Copy everything in the listing below word for word, apart from any images.
○ ○ ○ ○ ○
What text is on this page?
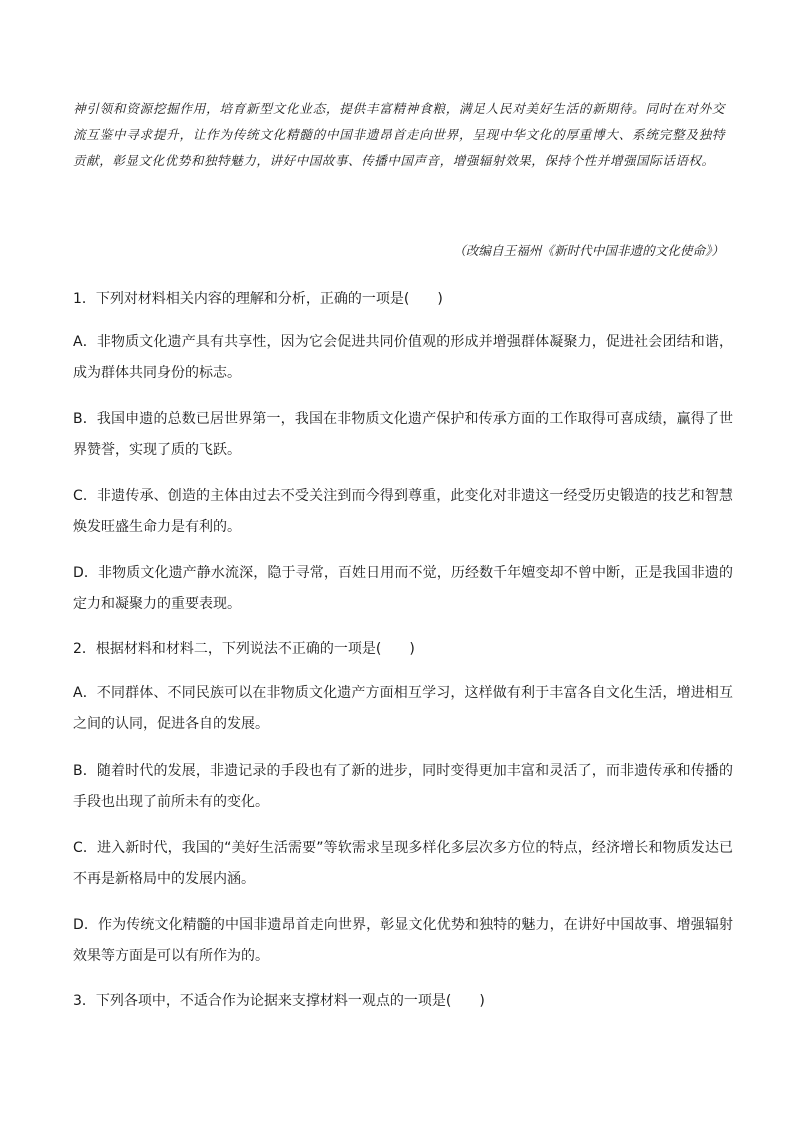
神引领和资源挖掘作用，培育新型文化业态，提供丰富精神食粮，满足人民对美好生活的新期待。同时在对外交流互鉴中寻求提升，让作为传统文化精髓的中国非遗昂首走向世界，呈现中华文化的厚重博大、系统完整及独特贡献，彰显文化优势和独特魅力，讲好中国故事、传播中国声音，增强辐射效果，保持个性并增强国际话语权。

（改编自王福州《新时代中国非遗的文化使命》）

1．下列对材料相关内容的理解和分析，正确的一项是(　　)

A．非物质文化遗产具有共享性，因为它会促进共同价值观的形成并增强群体凝聚力，促进社会团结和谐，成为群体共同身份的标志。

B．我国申遗的总数已居世界第一，我国在非物质文化遗产保护和传承方面的工作取得可喜成绩，赢得了世界赞誉，实现了质的飞跃。

C．非遗传承、创造的主体由过去不受关注到而今得到尊重，此变化对非遗这一经受历史锻造的技艺和智慧焕发旺盛生命力是有利的。

D．非物质文化遗产静水流深，隐于寻常，百姓日用而不觉，历经数千年嬗变却不曾中断，正是我国非遗的定力和凝聚力的重要表现。

2．根据材料和材料二，下列说法不正确的一项是(　　)

A．不同群体、不同民族可以在非物质文化遗产方面相互学习，这样做有利于丰富各自文化生活，增进相互之间的认同，促进各自的发展。

B．随着时代的发展，非遗记录的手段也有了新的进步，同时变得更加丰富和灵活了，而非遗传承和传播的手段也出现了前所未有的变化。

C．进入新时代，我国的“美好生活需要”等软需求呈现多样化多层次多方位的特点，经济增长和物质发达已不再是新格局中的发展内涵。

D．作为传统文化精髓的中国非遗昂首走向世界，彰显文化优势和独特的魅力，在讲好中国故事、增强辐射效果等方面是可以有所作为的。

3．下列各项中，不适合作为论据来支撑材料一观点的一项是(　　)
○ ○ ○ ○ ○
▸ Completed task
What text is on this page?
神引领和资源挖掘作用，培育新型文化业态，提供丰富精神食粮，满足人民对美好生活的新期待。同时在对外交流互鉴中寻求提升，让作为传统文化精髓的中国非遗昂首走向世界，呈现中华文化的厚重博大、系统完整及独特贡献，彰显文化优势和独特魅力，讲好中国故事、传播中国声音，增强辐射效果，保持个性并增强国际话语权。

（改编自王福州《新时代中国非遗的文化使命》）

1．下列对材料相关内容的理解和分析，正确的一项是(　　)

A．非物质文化遗产具有共享性，因为它会促进共同价值观的形成并增强群体凝聚力，促进社会团结和谐，成为群体共同身份的标志。

B．我国申遗的总数已居世界第一，我国在非物质文化遗产保护和传承方面的工作取得可喜成绩，赢得了世界赞誉，实现了质的飞跃。

C．非遗传承、创造的主体由过去不受关注到而今得到尊重，此变化对非遗这一经受历史锻造的技艺和智慧焕发旺盛生命力是有利的。

D．非物质文化遗产静水流深，隐于寻常，百姓日用而不觉，历经数千年嬗变却不曾中断，正是我国非遗的定力和凝聚力的重要表现。

2．根据材料和材料二，下列说法不正确的一项是(　　)

A．不同群体、不同民族可以在非物质文化遗产方面相互学习，这样做有利于丰富各自文化生活，增进相互之间的认同，促进各自的发展。

B．随着时代的发展，非遗记录的手段也有了新的进步，同时变得更加丰富和灵活了，而非遗传承和传播的手段也出现了前所未有的变化。

C．进入新时代，我国的“美好生活需要”等软需求呈现多样化多层次多方位的特点，经济增长和物质发达已不再是新格局中的发展内涵。

D．作为传统文化精髓的中国非遗昂首走向世界，彰显文化优势和独特的魅力，在讲好中国故事、增强辐射效果等方面是可以有所作为的。

3．下列各项中，不适合作为论据来支撑材料一观点的一项是(　　)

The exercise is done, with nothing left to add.